» To be done
In the listing below, find every line containing "score" and copy it out.

» Entries supplied

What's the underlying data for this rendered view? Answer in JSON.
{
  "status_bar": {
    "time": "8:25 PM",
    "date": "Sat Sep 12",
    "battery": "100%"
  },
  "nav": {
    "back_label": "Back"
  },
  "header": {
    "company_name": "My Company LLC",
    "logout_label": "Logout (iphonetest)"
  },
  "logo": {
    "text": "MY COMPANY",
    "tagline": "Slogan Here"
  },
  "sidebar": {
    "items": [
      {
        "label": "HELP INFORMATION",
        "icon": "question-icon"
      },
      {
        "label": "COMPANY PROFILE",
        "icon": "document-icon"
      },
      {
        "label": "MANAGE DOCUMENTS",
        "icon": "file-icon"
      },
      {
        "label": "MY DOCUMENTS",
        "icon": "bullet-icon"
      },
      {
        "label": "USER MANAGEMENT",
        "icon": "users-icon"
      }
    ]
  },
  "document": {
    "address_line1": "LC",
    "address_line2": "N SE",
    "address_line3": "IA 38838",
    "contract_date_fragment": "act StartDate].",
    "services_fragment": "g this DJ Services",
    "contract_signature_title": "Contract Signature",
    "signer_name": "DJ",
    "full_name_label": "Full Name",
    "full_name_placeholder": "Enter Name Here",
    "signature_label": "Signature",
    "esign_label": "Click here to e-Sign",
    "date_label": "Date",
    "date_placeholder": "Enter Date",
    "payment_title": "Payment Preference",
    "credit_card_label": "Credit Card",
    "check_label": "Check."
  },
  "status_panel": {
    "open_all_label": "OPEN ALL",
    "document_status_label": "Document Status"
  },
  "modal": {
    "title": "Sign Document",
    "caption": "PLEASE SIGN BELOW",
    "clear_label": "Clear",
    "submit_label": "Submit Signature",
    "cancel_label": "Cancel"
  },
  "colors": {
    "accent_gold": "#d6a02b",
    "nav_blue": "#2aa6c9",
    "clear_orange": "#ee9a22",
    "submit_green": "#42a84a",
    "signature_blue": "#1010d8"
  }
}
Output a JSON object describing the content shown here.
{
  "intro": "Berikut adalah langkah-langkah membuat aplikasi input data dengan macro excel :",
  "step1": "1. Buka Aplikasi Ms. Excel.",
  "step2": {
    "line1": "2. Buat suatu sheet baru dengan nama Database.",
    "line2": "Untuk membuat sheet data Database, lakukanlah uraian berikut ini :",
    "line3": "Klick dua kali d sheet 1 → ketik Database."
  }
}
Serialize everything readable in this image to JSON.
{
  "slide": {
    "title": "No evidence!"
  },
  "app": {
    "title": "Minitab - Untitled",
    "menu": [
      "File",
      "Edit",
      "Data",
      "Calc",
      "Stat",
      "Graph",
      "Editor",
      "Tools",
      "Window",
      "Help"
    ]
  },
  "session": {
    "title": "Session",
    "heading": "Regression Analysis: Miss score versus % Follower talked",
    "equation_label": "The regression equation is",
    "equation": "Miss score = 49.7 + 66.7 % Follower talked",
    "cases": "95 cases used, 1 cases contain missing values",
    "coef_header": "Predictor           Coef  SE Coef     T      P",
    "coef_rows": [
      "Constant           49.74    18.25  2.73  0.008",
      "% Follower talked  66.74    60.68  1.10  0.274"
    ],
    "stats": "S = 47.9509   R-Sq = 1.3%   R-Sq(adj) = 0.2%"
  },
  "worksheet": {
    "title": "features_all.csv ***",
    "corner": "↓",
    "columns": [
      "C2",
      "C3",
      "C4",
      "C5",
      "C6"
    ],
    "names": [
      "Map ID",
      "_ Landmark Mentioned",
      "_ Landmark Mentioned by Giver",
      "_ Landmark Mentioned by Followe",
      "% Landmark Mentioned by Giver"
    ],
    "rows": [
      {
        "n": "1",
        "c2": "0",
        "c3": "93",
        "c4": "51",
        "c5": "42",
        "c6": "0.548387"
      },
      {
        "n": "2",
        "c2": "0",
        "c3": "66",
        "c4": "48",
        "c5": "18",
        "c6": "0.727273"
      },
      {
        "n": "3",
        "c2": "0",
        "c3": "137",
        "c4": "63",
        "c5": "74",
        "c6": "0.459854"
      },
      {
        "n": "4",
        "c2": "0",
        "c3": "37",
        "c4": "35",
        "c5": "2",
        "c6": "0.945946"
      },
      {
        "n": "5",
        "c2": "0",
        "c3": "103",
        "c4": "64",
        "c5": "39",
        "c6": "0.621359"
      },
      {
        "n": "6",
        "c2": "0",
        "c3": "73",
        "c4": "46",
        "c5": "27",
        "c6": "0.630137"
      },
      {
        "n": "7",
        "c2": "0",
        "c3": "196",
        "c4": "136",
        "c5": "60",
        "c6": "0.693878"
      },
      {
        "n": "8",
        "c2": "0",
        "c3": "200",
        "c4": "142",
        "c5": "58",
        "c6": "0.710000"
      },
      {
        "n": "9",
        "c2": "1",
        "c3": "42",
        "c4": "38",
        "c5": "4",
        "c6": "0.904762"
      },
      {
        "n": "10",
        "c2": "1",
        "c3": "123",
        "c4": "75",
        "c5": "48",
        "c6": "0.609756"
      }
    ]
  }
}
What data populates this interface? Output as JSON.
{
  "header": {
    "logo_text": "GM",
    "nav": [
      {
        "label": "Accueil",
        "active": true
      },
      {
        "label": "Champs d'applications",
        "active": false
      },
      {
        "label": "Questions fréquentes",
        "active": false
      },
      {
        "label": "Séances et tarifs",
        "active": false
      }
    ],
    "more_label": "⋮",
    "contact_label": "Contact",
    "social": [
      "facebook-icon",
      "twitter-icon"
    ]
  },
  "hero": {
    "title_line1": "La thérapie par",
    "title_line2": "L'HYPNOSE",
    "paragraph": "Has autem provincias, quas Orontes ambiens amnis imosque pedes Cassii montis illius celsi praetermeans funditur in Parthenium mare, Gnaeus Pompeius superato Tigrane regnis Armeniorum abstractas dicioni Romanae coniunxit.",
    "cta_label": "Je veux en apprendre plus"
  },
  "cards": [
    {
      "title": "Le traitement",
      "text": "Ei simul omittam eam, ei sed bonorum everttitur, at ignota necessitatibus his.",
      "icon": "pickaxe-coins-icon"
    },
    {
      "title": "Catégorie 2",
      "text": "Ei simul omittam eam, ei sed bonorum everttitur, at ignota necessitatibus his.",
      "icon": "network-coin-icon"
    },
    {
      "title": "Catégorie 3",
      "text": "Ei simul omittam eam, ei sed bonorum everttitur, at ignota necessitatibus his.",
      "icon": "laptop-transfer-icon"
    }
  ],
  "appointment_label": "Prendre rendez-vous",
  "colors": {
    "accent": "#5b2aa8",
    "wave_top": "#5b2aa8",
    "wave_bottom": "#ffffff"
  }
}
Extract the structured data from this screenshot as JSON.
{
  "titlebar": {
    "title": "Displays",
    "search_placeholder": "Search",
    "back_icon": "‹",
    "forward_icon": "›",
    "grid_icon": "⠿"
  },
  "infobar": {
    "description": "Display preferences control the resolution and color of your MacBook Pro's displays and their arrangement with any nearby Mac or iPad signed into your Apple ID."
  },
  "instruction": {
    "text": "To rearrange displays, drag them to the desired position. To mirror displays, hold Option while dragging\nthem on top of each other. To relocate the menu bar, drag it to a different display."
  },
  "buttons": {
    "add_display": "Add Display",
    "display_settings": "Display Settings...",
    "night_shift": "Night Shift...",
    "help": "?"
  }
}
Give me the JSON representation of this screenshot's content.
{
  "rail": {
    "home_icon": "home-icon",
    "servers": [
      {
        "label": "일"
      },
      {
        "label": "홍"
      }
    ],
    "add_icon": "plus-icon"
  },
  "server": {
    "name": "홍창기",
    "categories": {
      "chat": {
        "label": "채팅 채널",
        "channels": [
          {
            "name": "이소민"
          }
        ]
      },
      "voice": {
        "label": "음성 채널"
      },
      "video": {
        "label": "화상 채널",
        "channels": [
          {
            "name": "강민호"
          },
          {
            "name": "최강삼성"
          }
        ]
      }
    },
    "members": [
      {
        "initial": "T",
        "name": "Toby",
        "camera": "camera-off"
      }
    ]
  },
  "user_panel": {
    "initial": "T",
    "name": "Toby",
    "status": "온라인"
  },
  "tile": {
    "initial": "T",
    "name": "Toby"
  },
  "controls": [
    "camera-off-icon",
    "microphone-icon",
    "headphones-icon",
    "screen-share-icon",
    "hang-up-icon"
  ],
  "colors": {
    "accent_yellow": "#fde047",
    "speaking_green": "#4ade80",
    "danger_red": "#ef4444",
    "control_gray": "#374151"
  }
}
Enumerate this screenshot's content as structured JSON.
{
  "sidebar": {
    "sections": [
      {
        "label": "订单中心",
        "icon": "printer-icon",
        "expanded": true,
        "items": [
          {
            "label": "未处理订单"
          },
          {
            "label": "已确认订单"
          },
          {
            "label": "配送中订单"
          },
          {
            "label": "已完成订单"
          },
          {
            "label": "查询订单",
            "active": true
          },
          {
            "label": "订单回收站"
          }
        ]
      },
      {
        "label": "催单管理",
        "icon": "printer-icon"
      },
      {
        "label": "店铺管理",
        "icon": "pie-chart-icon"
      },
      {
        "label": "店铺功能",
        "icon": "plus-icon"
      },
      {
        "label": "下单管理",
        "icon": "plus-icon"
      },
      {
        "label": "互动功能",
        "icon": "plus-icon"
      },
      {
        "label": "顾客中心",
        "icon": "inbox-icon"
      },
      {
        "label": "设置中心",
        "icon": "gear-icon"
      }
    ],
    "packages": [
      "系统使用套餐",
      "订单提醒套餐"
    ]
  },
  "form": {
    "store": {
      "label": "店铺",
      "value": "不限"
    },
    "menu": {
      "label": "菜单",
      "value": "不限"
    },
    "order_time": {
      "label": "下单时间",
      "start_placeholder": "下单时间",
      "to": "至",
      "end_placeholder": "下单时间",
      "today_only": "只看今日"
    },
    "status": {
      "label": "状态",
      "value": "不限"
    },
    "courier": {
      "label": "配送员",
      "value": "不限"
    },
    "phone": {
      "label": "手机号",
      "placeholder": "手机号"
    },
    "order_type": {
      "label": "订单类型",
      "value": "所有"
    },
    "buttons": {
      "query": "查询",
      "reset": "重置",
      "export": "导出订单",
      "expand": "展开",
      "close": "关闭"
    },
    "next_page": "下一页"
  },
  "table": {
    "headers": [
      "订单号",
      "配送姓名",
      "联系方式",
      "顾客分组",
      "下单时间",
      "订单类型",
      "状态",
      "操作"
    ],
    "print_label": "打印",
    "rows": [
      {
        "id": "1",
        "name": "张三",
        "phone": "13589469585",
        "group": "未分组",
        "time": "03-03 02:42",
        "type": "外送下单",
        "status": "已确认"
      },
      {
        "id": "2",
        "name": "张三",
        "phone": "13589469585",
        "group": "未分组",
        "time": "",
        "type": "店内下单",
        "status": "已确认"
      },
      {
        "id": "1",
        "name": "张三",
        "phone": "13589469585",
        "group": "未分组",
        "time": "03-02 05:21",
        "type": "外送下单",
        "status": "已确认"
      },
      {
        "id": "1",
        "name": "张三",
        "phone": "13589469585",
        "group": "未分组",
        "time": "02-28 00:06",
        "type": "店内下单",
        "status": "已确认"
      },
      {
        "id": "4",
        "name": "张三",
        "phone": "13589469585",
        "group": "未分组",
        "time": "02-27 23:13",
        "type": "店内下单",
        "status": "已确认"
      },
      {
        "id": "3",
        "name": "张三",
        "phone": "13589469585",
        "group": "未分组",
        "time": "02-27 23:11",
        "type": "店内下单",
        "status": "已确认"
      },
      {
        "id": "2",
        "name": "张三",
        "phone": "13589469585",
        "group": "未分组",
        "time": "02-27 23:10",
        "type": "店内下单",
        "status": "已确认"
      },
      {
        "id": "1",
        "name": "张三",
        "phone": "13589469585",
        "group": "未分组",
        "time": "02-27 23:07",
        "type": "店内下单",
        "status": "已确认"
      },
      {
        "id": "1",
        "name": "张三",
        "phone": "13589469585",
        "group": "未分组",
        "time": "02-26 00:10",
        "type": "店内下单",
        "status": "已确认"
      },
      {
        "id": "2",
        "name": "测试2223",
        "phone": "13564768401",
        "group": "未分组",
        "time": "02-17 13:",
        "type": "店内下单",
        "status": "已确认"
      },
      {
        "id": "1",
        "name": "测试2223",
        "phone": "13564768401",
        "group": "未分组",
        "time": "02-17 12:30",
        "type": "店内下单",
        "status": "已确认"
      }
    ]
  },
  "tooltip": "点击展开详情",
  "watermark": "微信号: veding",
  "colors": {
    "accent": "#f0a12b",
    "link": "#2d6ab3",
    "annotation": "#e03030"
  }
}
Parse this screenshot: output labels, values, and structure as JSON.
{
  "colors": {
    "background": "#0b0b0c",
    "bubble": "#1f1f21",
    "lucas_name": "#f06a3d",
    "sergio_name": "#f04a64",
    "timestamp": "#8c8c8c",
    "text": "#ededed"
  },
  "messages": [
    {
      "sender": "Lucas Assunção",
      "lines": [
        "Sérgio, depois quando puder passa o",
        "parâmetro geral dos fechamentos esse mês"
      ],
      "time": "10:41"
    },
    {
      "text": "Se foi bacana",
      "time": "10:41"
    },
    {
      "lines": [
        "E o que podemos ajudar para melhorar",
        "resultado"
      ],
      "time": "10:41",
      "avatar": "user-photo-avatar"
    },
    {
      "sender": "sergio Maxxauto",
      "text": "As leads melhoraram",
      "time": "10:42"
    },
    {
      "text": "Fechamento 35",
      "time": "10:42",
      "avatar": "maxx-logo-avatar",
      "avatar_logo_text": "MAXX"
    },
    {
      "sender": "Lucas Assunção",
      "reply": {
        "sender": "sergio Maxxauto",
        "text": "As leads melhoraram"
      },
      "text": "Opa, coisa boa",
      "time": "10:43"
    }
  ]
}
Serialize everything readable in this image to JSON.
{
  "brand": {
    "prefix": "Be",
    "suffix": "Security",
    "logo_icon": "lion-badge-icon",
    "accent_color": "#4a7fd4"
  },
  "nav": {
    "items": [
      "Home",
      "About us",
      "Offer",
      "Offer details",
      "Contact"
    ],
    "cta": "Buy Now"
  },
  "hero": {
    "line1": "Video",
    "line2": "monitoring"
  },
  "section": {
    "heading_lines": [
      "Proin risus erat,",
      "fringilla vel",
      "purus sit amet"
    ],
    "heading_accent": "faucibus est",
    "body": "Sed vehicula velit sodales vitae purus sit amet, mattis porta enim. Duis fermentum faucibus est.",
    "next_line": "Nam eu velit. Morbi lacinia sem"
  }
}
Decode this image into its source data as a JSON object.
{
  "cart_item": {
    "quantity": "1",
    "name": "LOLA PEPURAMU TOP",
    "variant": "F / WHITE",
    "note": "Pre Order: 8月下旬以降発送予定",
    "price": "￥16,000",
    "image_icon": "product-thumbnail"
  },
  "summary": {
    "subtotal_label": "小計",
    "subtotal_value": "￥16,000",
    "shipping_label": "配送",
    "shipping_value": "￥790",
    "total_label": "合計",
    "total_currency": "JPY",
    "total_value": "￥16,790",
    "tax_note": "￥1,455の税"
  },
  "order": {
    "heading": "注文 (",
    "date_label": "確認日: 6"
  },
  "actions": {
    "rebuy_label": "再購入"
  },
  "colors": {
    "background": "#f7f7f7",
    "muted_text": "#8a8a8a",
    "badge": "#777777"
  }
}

» Full output
    "heading": "Regression Analysis: Miss score versus % Follower talked",
    "equation": "Miss score = 49.7 + 66.7 % Follower talked",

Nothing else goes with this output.